Your task
What is needed is an exact copy of the entries below, from the line that contains "Output a JSON" through the final line, both included, and nothing else.

Available data
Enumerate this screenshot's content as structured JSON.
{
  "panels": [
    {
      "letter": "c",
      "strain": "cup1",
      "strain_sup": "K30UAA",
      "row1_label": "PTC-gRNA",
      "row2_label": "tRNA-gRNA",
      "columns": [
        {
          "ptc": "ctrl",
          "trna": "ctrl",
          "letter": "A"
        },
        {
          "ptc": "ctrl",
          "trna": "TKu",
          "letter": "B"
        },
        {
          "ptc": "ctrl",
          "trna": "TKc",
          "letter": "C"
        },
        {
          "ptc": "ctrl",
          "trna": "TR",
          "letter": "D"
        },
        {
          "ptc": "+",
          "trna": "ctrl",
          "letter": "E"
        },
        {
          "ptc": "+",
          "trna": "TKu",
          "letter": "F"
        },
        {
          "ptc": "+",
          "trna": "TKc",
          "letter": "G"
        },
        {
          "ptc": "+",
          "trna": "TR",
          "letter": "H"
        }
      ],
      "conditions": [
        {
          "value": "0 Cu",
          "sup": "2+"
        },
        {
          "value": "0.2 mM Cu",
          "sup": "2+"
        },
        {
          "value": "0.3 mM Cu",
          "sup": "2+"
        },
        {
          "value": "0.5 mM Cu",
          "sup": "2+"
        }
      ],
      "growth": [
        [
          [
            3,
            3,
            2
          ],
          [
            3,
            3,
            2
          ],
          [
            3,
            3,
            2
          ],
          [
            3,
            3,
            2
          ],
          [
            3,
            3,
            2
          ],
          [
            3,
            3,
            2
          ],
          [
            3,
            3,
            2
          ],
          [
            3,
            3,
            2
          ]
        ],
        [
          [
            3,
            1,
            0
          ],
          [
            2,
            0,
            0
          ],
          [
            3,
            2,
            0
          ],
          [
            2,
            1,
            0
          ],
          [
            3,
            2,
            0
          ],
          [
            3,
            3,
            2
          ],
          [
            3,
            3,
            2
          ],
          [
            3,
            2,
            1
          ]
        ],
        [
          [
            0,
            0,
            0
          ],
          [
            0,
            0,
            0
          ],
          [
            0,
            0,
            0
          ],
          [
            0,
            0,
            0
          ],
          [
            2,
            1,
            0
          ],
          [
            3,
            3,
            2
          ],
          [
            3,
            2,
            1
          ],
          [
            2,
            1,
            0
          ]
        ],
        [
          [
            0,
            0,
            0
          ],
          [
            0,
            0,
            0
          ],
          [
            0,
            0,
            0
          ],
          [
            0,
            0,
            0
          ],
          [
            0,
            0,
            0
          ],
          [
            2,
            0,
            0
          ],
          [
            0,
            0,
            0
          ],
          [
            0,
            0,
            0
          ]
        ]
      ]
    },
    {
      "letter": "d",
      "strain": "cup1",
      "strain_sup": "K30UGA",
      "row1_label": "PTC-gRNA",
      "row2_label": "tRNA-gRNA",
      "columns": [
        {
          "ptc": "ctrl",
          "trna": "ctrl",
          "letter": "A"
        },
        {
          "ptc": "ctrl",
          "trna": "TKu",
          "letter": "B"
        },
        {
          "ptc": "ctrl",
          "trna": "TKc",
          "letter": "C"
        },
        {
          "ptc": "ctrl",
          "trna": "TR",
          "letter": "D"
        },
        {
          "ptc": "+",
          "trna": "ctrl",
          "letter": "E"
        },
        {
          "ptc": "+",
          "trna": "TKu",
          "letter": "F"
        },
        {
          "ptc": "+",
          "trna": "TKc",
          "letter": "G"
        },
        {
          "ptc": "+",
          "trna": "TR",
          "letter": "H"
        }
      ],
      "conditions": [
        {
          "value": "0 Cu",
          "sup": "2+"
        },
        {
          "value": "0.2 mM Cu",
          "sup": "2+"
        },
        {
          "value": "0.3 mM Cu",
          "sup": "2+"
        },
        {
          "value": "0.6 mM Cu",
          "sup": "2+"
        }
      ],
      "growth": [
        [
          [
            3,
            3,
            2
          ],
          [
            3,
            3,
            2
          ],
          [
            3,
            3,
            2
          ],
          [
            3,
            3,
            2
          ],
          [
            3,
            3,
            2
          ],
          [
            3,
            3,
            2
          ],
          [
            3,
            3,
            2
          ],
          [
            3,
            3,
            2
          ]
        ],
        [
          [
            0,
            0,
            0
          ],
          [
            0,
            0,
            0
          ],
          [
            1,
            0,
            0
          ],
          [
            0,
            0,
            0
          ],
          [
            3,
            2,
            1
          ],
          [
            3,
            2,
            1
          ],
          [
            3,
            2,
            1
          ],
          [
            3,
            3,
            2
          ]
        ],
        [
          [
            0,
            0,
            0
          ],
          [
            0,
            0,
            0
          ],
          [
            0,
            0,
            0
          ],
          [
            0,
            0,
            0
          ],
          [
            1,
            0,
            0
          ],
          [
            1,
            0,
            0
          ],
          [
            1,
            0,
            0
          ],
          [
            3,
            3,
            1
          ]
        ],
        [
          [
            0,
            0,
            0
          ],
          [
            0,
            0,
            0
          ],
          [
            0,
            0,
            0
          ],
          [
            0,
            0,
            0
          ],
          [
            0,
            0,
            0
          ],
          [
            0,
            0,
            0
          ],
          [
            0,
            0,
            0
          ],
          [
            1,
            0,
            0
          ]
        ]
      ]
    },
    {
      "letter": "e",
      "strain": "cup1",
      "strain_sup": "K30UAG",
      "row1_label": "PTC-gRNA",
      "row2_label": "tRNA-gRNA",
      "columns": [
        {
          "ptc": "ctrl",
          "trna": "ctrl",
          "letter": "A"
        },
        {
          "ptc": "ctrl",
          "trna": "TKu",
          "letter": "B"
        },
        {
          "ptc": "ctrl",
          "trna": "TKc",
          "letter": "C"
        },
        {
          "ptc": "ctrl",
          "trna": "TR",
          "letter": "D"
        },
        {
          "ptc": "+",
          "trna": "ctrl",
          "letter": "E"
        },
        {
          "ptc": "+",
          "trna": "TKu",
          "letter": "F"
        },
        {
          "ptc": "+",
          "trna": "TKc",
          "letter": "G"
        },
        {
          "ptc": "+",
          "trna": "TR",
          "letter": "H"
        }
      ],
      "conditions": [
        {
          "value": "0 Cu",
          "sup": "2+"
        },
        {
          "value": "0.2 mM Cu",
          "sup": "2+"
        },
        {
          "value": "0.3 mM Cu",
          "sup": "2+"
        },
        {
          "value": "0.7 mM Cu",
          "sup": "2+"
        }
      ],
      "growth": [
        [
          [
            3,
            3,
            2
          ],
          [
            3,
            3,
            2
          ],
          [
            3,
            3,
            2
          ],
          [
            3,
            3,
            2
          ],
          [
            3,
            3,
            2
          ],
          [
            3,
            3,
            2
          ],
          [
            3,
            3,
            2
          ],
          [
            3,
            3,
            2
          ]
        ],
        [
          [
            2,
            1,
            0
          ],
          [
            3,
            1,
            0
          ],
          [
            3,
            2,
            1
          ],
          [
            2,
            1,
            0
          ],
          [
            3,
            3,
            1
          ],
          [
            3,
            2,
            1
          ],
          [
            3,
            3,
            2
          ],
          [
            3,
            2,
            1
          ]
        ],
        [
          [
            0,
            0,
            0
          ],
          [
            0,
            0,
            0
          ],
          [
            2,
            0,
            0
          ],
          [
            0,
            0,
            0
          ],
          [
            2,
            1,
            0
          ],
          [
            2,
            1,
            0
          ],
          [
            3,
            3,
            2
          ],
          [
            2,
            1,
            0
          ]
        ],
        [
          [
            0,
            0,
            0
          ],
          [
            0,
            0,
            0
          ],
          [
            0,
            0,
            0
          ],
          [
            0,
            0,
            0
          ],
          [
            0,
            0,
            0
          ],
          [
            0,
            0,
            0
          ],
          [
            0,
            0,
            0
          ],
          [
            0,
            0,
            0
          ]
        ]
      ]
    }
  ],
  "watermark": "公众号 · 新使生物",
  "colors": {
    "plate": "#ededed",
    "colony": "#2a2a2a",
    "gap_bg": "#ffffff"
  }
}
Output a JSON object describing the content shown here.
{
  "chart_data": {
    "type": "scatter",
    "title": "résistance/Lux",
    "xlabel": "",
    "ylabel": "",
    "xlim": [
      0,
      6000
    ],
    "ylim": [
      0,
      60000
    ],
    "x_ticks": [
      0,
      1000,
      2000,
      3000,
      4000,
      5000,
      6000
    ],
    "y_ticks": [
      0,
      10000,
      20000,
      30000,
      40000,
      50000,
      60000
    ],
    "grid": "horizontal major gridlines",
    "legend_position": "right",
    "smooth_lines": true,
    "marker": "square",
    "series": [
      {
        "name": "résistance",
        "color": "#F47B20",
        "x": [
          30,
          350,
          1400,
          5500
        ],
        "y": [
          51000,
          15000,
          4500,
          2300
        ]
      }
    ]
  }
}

Response to the exercise
Output a JSON object describing the content shown here.
{
  "chart_data": {
    "type": "scatter",
    "title": "résistance/Lux",
    "xlabel": "",
    "ylabel": "",
    "xlim": [
      0,
      6000
    ],
    "ylim": [
      0,
      60000
    ],
    "x_ticks": [
      0,
      1000,
      2000,
      3000,
      4000,
      5000,
      6000
    ],
    "y_ticks": [
      0,
      10000,
      20000,
      30000,
      40000,
      50000,
      60000
    ],
    "grid": "horizontal major gridlines",
    "legend_position": "right",
    "smooth_lines": true,
    "marker": "square",
    "series": [
      {
        "name": "résistance",
        "color": "#F47B20",
        "x": [
          30,
          350,
          1400,
          5500
        ],
        "y": [
          51000,
          15000,
          4500,
          2300
        ]
      }
    ]
  }
}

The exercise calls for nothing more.